- Problem statement -
Omit all images. Write out the rest of the material exactly.

- Material for the task -
—————

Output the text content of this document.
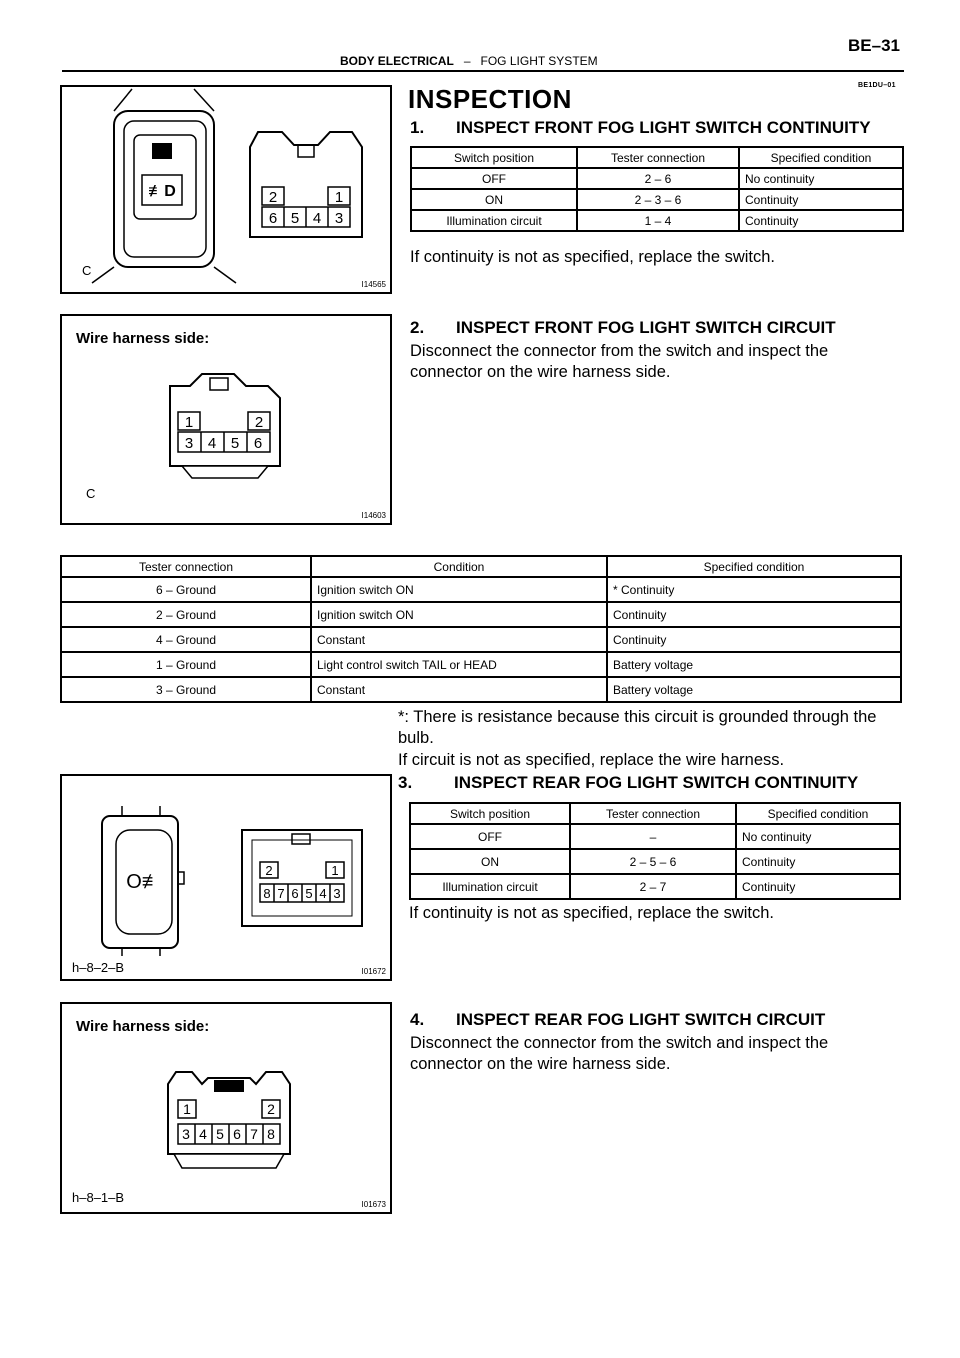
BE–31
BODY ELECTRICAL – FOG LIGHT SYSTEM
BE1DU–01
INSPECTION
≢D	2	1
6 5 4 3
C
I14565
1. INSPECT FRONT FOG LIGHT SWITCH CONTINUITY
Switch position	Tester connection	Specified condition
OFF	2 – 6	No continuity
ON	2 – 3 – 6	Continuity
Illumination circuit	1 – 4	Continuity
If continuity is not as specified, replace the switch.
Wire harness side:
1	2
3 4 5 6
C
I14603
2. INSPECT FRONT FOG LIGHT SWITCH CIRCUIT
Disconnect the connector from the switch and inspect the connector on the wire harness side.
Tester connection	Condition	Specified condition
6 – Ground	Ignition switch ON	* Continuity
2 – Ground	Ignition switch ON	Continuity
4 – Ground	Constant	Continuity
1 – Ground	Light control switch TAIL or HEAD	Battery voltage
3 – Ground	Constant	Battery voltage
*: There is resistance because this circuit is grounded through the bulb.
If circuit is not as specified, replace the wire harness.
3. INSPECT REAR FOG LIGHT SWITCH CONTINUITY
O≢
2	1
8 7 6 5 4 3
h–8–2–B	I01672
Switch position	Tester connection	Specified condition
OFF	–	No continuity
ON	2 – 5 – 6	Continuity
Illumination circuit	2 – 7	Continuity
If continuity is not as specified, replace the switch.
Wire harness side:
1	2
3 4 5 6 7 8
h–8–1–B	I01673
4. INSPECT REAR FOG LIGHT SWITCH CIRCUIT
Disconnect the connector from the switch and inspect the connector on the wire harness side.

—————

- Complete output -
Output the text content of this document.
BE–31
BODY ELECTRICAL – FOG LIGHT SYSTEM
BE1DU–01
INSPECTION
≢D	2	1
6 5 4 3
C
I14565
1. INSPECT FRONT FOG LIGHT SWITCH CONTINUITY
Switch position	Tester connection	Specified condition
OFF	2 – 6	No continuity
ON	2 – 3 – 6	Continuity
Illumination circuit	1 – 4	Continuity
If continuity is not as specified, replace the switch.
Wire harness side:
1	2
3 4 5 6
C
I14603
2. INSPECT FRONT FOG LIGHT SWITCH CIRCUIT
Disconnect the connector from the switch and inspect the connector on the wire harness side.
Tester connection	Condition	Specified condition
6 – Ground	Ignition switch ON	* Continuity
2 – Ground	Ignition switch ON	Continuity
4 – Ground	Constant	Continuity
1 – Ground	Light control switch TAIL or HEAD	Battery voltage
3 – Ground	Constant	Battery voltage
*: There is resistance because this circuit is grounded through the bulb.
If circuit is not as specified, replace the wire harness.
3. INSPECT REAR FOG LIGHT SWITCH CONTINUITY
O≢
2	1
8 7 6 5 4 3
h–8–2–B	I01672
Switch position	Tester connection	Specified condition
OFF	–	No continuity
ON	2 – 5 – 6	Continuity
Illumination circuit	2 – 7	Continuity
If continuity is not as specified, replace the switch.
Wire harness side:
1	2
3 4 5 6 7 8
h–8–1–B	I01673
4. INSPECT REAR FOG LIGHT SWITCH CIRCUIT
Disconnect the connector from the switch and inspect the connector on the wire harness side.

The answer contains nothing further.